Leave out the pictures and copy everything else below exactly.
____________________
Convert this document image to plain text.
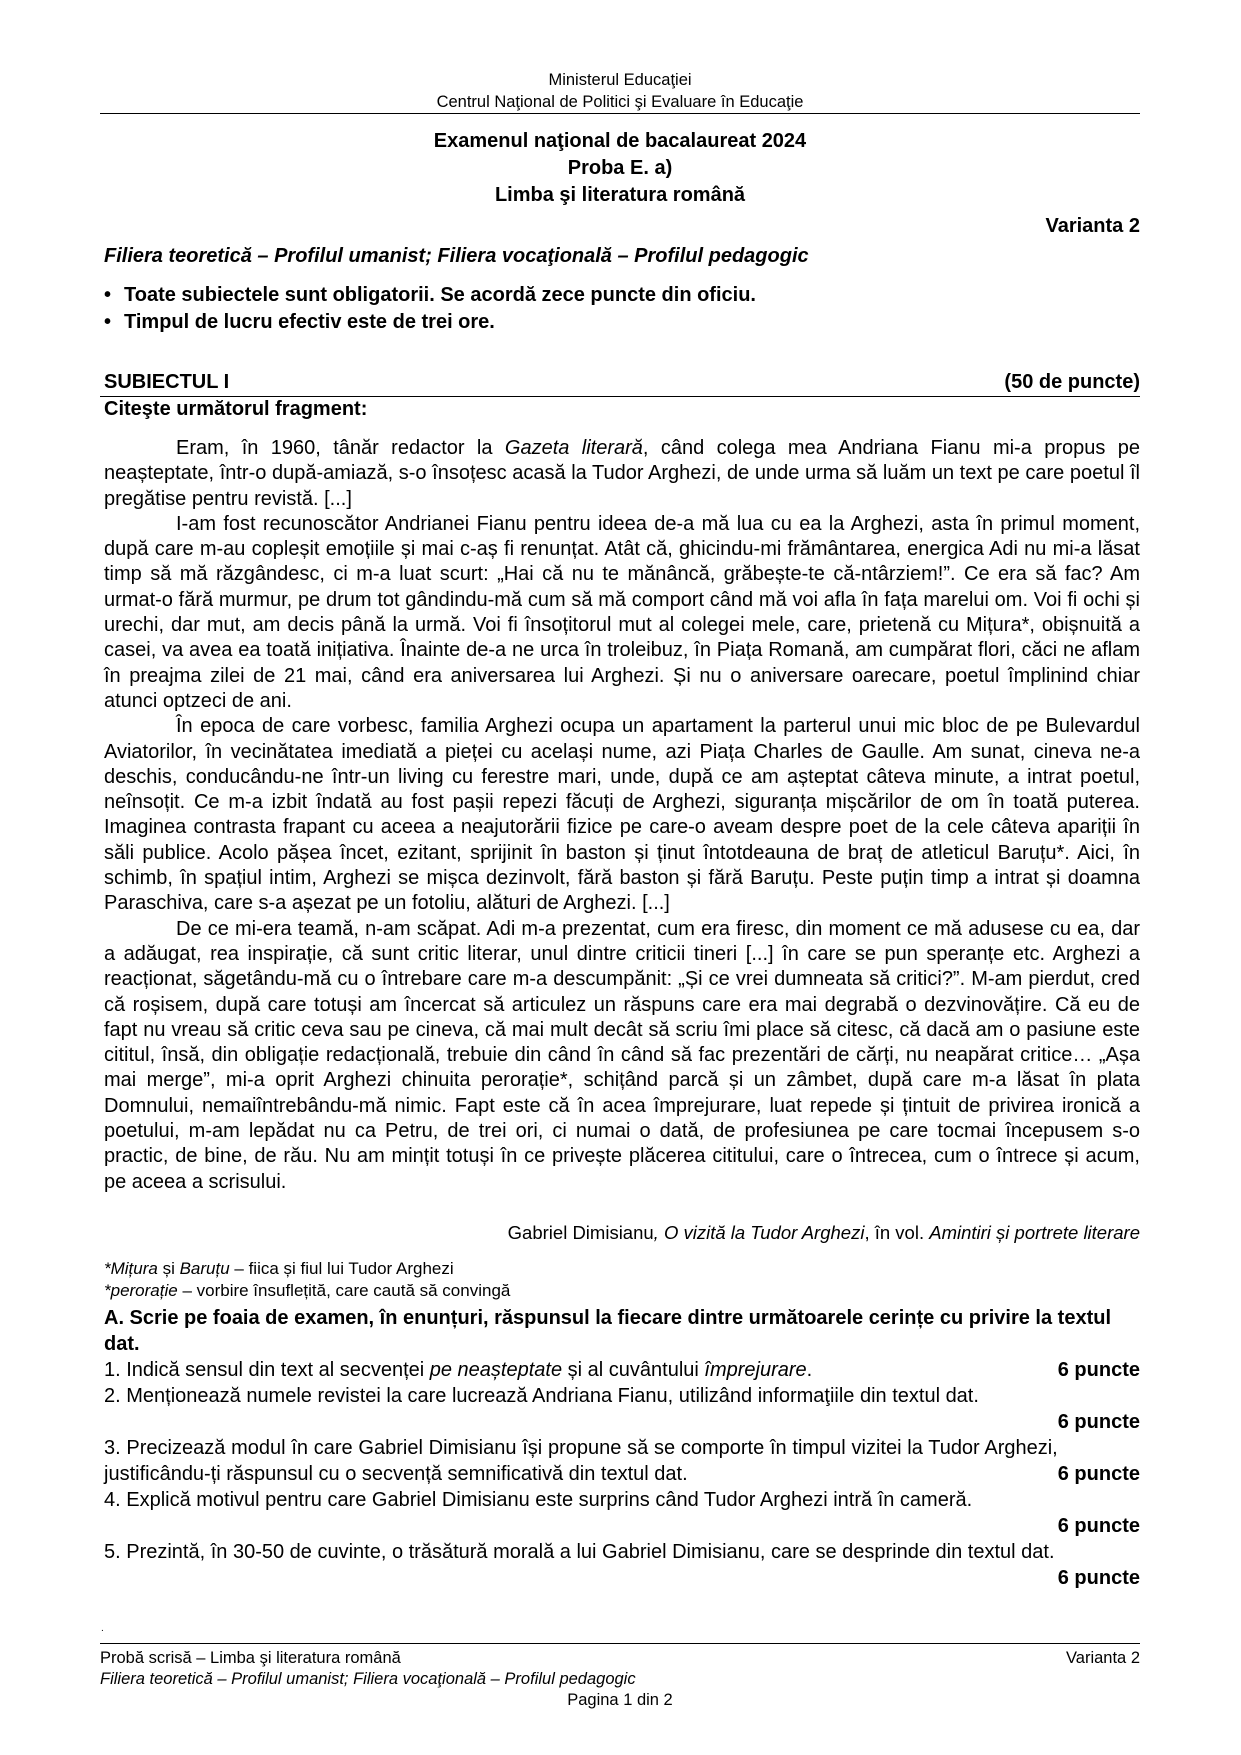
Ministerul Educaţiei
Centrul Naţional de Politici şi Evaluare în Educaţie
Examenul naţional de bacalaureat 2024
Proba E. a)
Limba şi literatura română
Varianta 2
Filiera teoretică – Profilul umanist; Filiera vocaţională – Profilul pedagogic
• Toate subiectele sunt obligatorii. Se acordă zece puncte din oficiu.
• Timpul de lucru efectiv este de trei ore.
SUBIECTUL I	(50 de puncte)
Citeşte următorul fragment:

Eram, în 1960, tânăr redactor la Gazeta literară, când colega mea Andriana Fianu mi-a propus pe neașteptate, într-o după-amiază, s-o însoțesc acasă la Tudor Arghezi, de unde urma să luăm un text pe care poetul îl pregătise pentru revistă. [...]

I-am fost recunoscător Andrianei Fianu pentru ideea de-a mă lua cu ea la Arghezi, asta în primul moment, după care m-au copleșit emoțiile și mai c-aș fi renunțat. Atât că, ghicindu-mi frământarea, energica Adi nu mi-a lăsat timp să mă răzgândesc, ci m-a luat scurt: „Hai că nu te mănâncă, grăbește-te că-ntârziem!”. Ce era să fac? Am urmat-o fără murmur, pe drum tot gândindu-mă cum să mă comport când mă voi afla în fața marelui om. Voi fi ochi și urechi, dar mut, am decis până la urmă. Voi fi însoțitorul mut al colegei mele, care, prietenă cu Mițura*, obișnuită a casei, va avea ea toată inițiativa. Înainte de-a ne urca în troleibuz, în Piața Romană, am cumpărat flori, căci ne aflam în preajma zilei de 21 mai, când era aniversarea lui Arghezi. Și nu o aniversare oarecare, poetul împlinind chiar atunci optzeci de ani.

În epoca de care vorbesc, familia Arghezi ocupa un apartament la parterul unui mic bloc de pe Bulevardul Aviatorilor, în vecinătatea imediată a pieței cu același nume, azi Piața Charles de Gaulle. Am sunat, cineva ne-a deschis, conducându-ne într-un living cu ferestre mari, unde, după ce am așteptat câteva minute, a intrat poetul, neînsoțit. Ce m-a izbit îndată au fost pașii repezi făcuți de Arghezi, siguranța mișcărilor de om în toată puterea. Imaginea contrasta frapant cu aceea a neajutorării fizice pe care-o aveam despre poet de la cele câteva apariții în săli publice. Acolo pășea încet, ezitant, sprijinit în baston și ținut întotdeauna de braț de atleticul Baruțu*. Aici, în schimb, în spațiul intim, Arghezi se mișca dezinvolt, fără baston și fără Baruțu. Peste puțin timp a intrat și doamna Paraschiva, care s-a așezat pe un fotoliu, alături de Arghezi. [...]

De ce mi-era teamă, n-am scăpat. Adi m-a prezentat, cum era firesc, din moment ce mă adusese cu ea, dar a adăugat, rea inspirație, că sunt critic literar, unul dintre criticii tineri [...] în care se pun speranțe etc. Arghezi a reacționat, săgetându-mă cu o întrebare care m-a descumpănit: „Și ce vrei dumneata să critici?”. M-am pierdut, cred că roșisem, după care totuși am încercat să articulez un răspuns care era mai degrabă o dezvinovățire. Că eu de fapt nu vreau să critic ceva sau pe cineva, că mai mult decât să scriu îmi place să citesc, că dacă am o pasiune este cititul, însă, din obligație redacțională, trebuie din când în când să fac prezentări de cărți, nu neapărat critice… „Așa mai merge”, mi-a oprit Arghezi chinuita perorație*, schițând parcă și un zâmbet, după care m-a lăsat în plata Domnului, nemaiîntrebându-mă nimic. Fapt este că în acea împrejurare, luat repede și țintuit de privirea ironică a poetului, m-am lepădat nu ca Petru, de trei ori, ci numai o dată, de profesiunea pe care tocmai începusem s-o practic, de bine, de rău. Nu am mințit totuși în ce privește plăcerea cititului, care o întrecea, cum o întrece și acum, pe aceea a scrisului.

Gabriel Dimisianu, O vizită la Tudor Arghezi, în vol. Amintiri și portrete literare
*Mițura și Baruțu – fiica și fiul lui Tudor Arghezi
*perorație – vorbire însuflețită, care caută să convingă
A. Scrie pe foaia de examen, în enunțuri, răspunsul la fiecare dintre următoarele cerințe cu privire la textul dat.
6 puncte
1. Indică sensul din text al secvenței pe neașteptate și al cuvântului împrejurare.
2. Menționează numele revistei la care lucrează Andriana Fianu, utilizând informaţiile din textul dat.
6 puncte
6 puncte
3. Precizează modul în care Gabriel Dimisianu își propune să se comporte în timpul vizitei la Tudor Arghezi, justificându-ți răspunsul cu o secvență semnificativă din textul dat.
4. Explică motivul pentru care Gabriel Dimisianu este surprins când Tudor Arghezi intră în cameră.
6 puncte
6 puncte
5. Prezintă, în 30-50 de cuvinte, o trăsătură morală a lui Gabriel Dimisianu, care se desprinde din textul dat.
.
Probă scrisă – Limba şi literatura română	Varianta 2
Filiera teoretică – Profilul umanist; Filiera vocaţională – Profilul pedagogic
Pagina 1 din 2
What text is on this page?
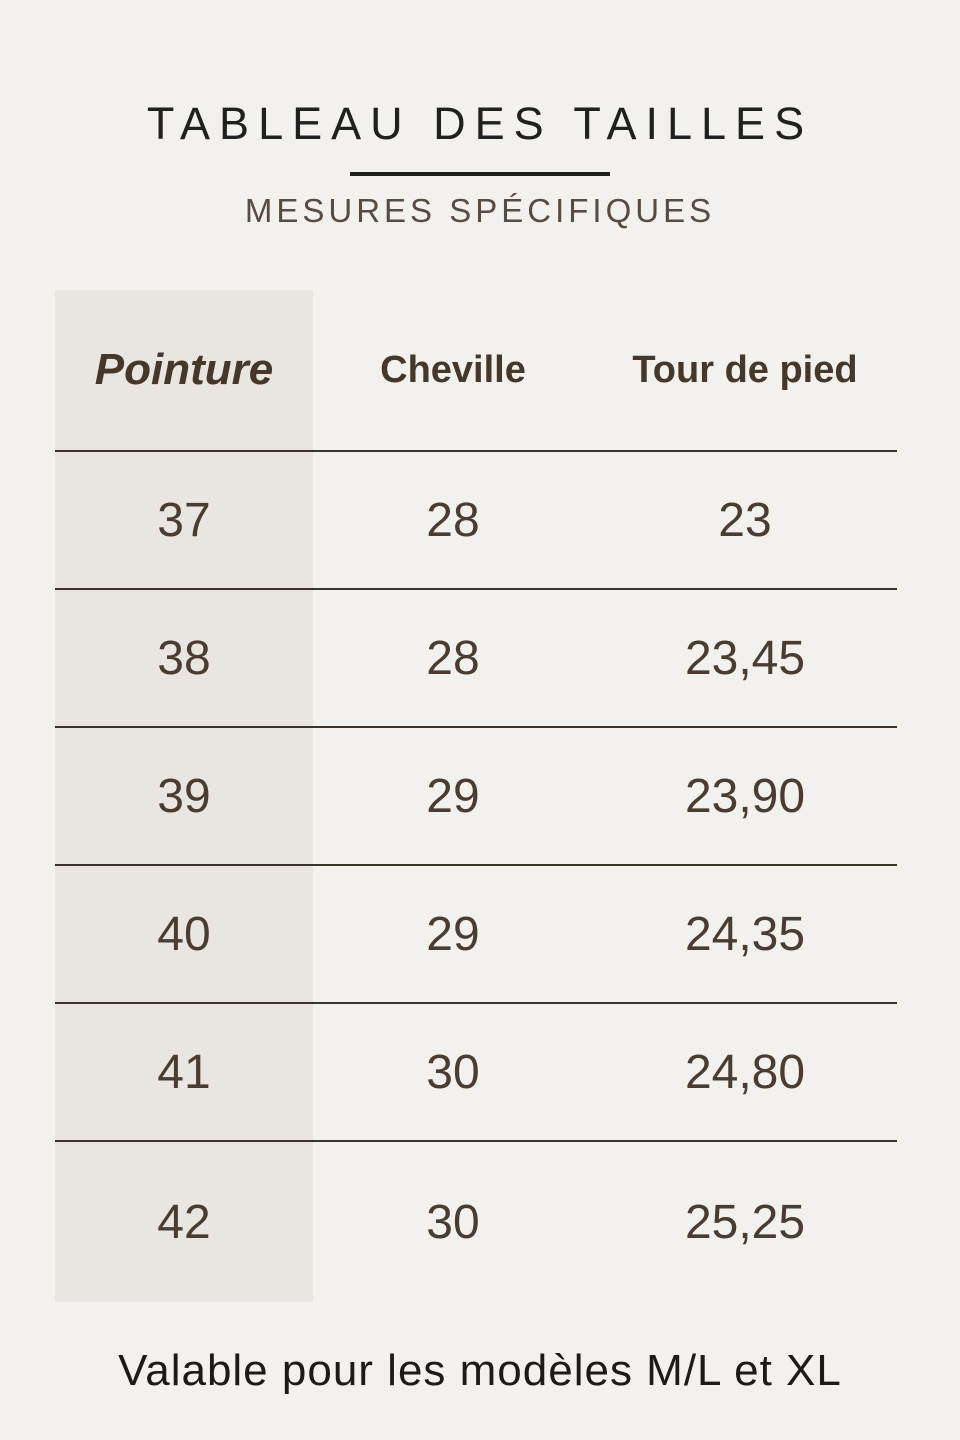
TABLEAU DES TAILLES
MESURES SPÉCIFIQUES
Pointure	Cheville	Tour de pied
37	28	23
38	28	23,45
39	29	23,90
40	29	24,35
41	30	24,80
42	30	25,25
Valable pour les modèles M/L et XL
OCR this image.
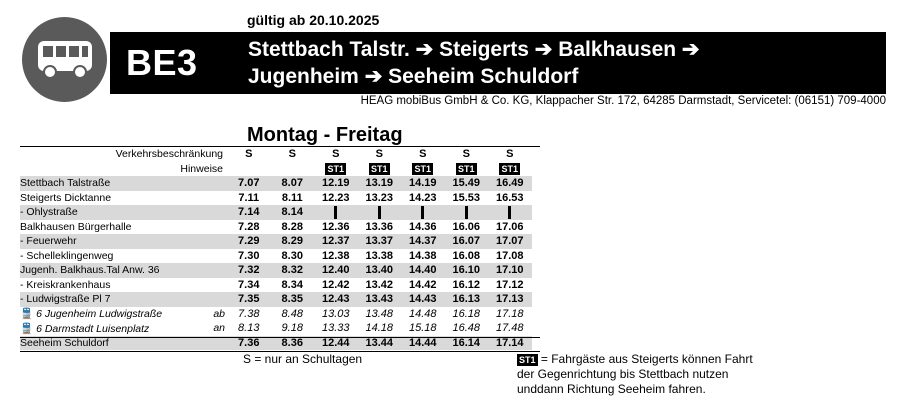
gültig ab 20.10.2025
BE3 Stettbach Talstr. ➔ Steigerts ➔ Balkhausen ➔
Jugenheim ➔ Seeheim Schuldorf
HEAG mobiBus GmbH & Co. KG, Klappacher Str. 172, 64285 Darmstadt, Servicetel: (06151) 709-4000
Montag - Freitag
Verkehrsbeschränkung		S	S	S	S	S	S	S
Hinweise				ST1	ST1	ST1	ST1	ST1
Stettbach Talstraße		7.07	8.07	12.19	13.19	14.19	15.49	16.49
Steigerts Dicktanne		7.11	8.11	12.23	13.23	14.23	15.53	16.53
- Ohlystraße		7.14	8.14					
Balkhausen Bürgerhalle		7.28	8.28	12.36	13.36	14.36	16.06	17.06
- Feuerwehr		7.29	8.29	12.37	13.37	14.37	16.07	17.07
- Schelleklingenweg		7.30	8.30	12.38	13.38	14.38	16.08	17.08
Jugenh. Balkhaus.Tal Anw. 36		7.32	8.32	12.40	13.40	14.40	16.10	17.10
- Kreiskrankenhaus		7.34	8.34	12.42	13.42	14.42	16.12	17.12
- Ludwigstraße Pl 7		7.35	8.35	12.43	13.43	14.43	16.13	17.13
🚆 6 Jugenheim Ludwigstraße	ab	7.38	8.48	13.03	13.48	14.48	16.18	17.18
🚆 6 Darmstadt Luisenplatz	an	8.13	9.18	13.33	14.18	15.18	16.48	17.48
Seeheim Schuldorf		7.36	8.36	12.44	13.44	14.44	16.14	17.14
S = nur an Schultagen	ST1 = Fahrgäste aus Steigerts können Fahrt
der Gegenrichtung bis Stettbach nutzen
unddann Richtung Seeheim fahren.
____________________
Task solution:
Convert this document image to plain text.
Ministerul Educaţiei
Centrul Naţional de Politici şi Evaluare în Educaţie
Examenul naţional de bacalaureat 2024
Proba E. a)
Limba şi literatura română
Varianta 2
Filiera teoretică – Profilul umanist; Filiera vocaţională – Profilul pedagogic
• Toate subiectele sunt obligatorii. Se acordă zece puncte din oficiu.
• Timpul de lucru efectiv este de trei ore.
SUBIECTUL I	(50 de puncte)
Citeşte următorul fragment:

Eram, în 1960, tânăr redactor la Gazeta literară, când colega mea Andriana Fianu mi-a propus pe neașteptate, într-o după-amiază, s-o însoțesc acasă la Tudor Arghezi, de unde urma să luăm un text pe care poetul îl pregătise pentru revistă. [...]

I-am fost recunoscător Andrianei Fianu pentru ideea de-a mă lua cu ea la Arghezi, asta în primul moment, după care m-au copleșit emoțiile și mai c-aș fi renunțat. Atât că, ghicindu-mi frământarea, energica Adi nu mi-a lăsat timp să mă răzgândesc, ci m-a luat scurt: „Hai că nu te mănâncă, grăbește-te că-ntârziem!”. Ce era să fac? Am urmat-o fără murmur, pe drum tot gândindu-mă cum să mă comport când mă voi afla în fața marelui om. Voi fi ochi și urechi, dar mut, am decis până la urmă. Voi fi însoțitorul mut al colegei mele, care, prietenă cu Mițura*, obișnuită a casei, va avea ea toată inițiativa. Înainte de-a ne urca în troleibuz, în Piața Romană, am cumpărat flori, căci ne aflam în preajma zilei de 21 mai, când era aniversarea lui Arghezi. Și nu o aniversare oarecare, poetul împlinind chiar atunci optzeci de ani.

În epoca de care vorbesc, familia Arghezi ocupa un apartament la parterul unui mic bloc de pe Bulevardul Aviatorilor, în vecinătatea imediată a pieței cu același nume, azi Piața Charles de Gaulle. Am sunat, cineva ne-a deschis, conducându-ne într-un living cu ferestre mari, unde, după ce am așteptat câteva minute, a intrat poetul, neînsoțit. Ce m-a izbit îndată au fost pașii repezi făcuți de Arghezi, siguranța mișcărilor de om în toată puterea. Imaginea contrasta frapant cu aceea a neajutorării fizice pe care-o aveam despre poet de la cele câteva apariții în săli publice. Acolo pășea încet, ezitant, sprijinit în baston și ținut întotdeauna de braț de atleticul Baruțu*. Aici, în schimb, în spațiul intim, Arghezi se mișca dezinvolt, fără baston și fără Baruțu. Peste puțin timp a intrat și doamna Paraschiva, care s-a așezat pe un fotoliu, alături de Arghezi. [...]

De ce mi-era teamă, n-am scăpat. Adi m-a prezentat, cum era firesc, din moment ce mă adusese cu ea, dar a adăugat, rea inspirație, că sunt critic literar, unul dintre criticii tineri [...] în care se pun speranțe etc. Arghezi a reacționat, săgetându-mă cu o întrebare care m-a descumpănit: „Și ce vrei dumneata să critici?”. M-am pierdut, cred că roșisem, după care totuși am încercat să articulez un răspuns care era mai degrabă o dezvinovățire. Că eu de fapt nu vreau să critic ceva sau pe cineva, că mai mult decât să scriu îmi place să citesc, că dacă am o pasiune este cititul, însă, din obligație redacțională, trebuie din când în când să fac prezentări de cărți, nu neapărat critice… „Așa mai merge”, mi-a oprit Arghezi chinuita perorație*, schițând parcă și un zâmbet, după care m-a lăsat în plata Domnului, nemaiîntrebându-mă nimic. Fapt este că în acea împrejurare, luat repede și țintuit de privirea ironică a poetului, m-am lepădat nu ca Petru, de trei ori, ci numai o dată, de profesiunea pe care tocmai începusem s-o practic, de bine, de rău. Nu am mințit totuși în ce privește plăcerea cititului, care o întrecea, cum o întrece și acum, pe aceea a scrisului.

Gabriel Dimisianu, O vizită la Tudor Arghezi, în vol. Amintiri și portrete literare
*Mițura și Baruțu – fiica și fiul lui Tudor Arghezi
*perorație – vorbire însuflețită, care caută să convingă
A. Scrie pe foaia de examen, în enunțuri, răspunsul la fiecare dintre următoarele cerințe cu privire la textul dat.
6 puncte
1. Indică sensul din text al secvenței pe neașteptate și al cuvântului împrejurare.
2. Menționează numele revistei la care lucrează Andriana Fianu, utilizând informaţiile din textul dat.
6 puncte
6 puncte
3. Precizează modul în care Gabriel Dimisianu își propune să se comporte în timpul vizitei la Tudor Arghezi, justificându-ți răspunsul cu o secvență semnificativă din textul dat.
4. Explică motivul pentru care Gabriel Dimisianu este surprins când Tudor Arghezi intră în cameră.
6 puncte
6 puncte
5. Prezintă, în 30-50 de cuvinte, o trăsătură morală a lui Gabriel Dimisianu, care se desprinde din textul dat.
.
Probă scrisă – Limba şi literatura română	Varianta 2
Filiera teoretică – Profilul umanist; Filiera vocaţională – Profilul pedagogic
Pagina 1 din 2
What text is on this page?
TABLEAU DES TAILLES
MESURES SPÉCIFIQUES
Pointure	Cheville	Tour de pied
37	28	23
38	28	23,45
39	29	23,90
40	29	24,35
41	30	24,80
42	30	25,25
Valable pour les modèles M/L et XL
OCR this image.
gültig ab 20.10.2025
BE3 Stettbach Talstr. ➔ Steigerts ➔ Balkhausen ➔
Jugenheim ➔ Seeheim Schuldorf
HEAG mobiBus GmbH & Co. KG, Klappacher Str. 172, 64285 Darmstadt, Servicetel: (06151) 709-4000
Montag - Freitag
Verkehrsbeschränkung		S	S	S	S	S	S	S
Hinweise				ST1	ST1	ST1	ST1	ST1
Stettbach Talstraße		7.07	8.07	12.19	13.19	14.19	15.49	16.49
Steigerts Dicktanne		7.11	8.11	12.23	13.23	14.23	15.53	16.53
- Ohlystraße		7.14	8.14					
Balkhausen Bürgerhalle		7.28	8.28	12.36	13.36	14.36	16.06	17.06
- Feuerwehr		7.29	8.29	12.37	13.37	14.37	16.07	17.07
- Schelleklingenweg		7.30	8.30	12.38	13.38	14.38	16.08	17.08
Jugenh. Balkhaus.Tal Anw. 36		7.32	8.32	12.40	13.40	14.40	16.10	17.10
- Kreiskrankenhaus		7.34	8.34	12.42	13.42	14.42	16.12	17.12
- Ludwigstraße Pl 7		7.35	8.35	12.43	13.43	14.43	16.13	17.13
🚆 6 Jugenheim Ludwigstraße	ab	7.38	8.48	13.03	13.48	14.48	16.18	17.18
🚆 6 Darmstadt Luisenplatz	an	8.13	9.18	13.33	14.18	15.18	16.48	17.48
Seeheim Schuldorf		7.36	8.36	12.44	13.44	14.44	16.14	17.14
S = nur an Schultagen	ST1 = Fahrgäste aus Steigerts können Fahrt
der Gegenrichtung bis Stettbach nutzen
unddann Richtung Seeheim fahren.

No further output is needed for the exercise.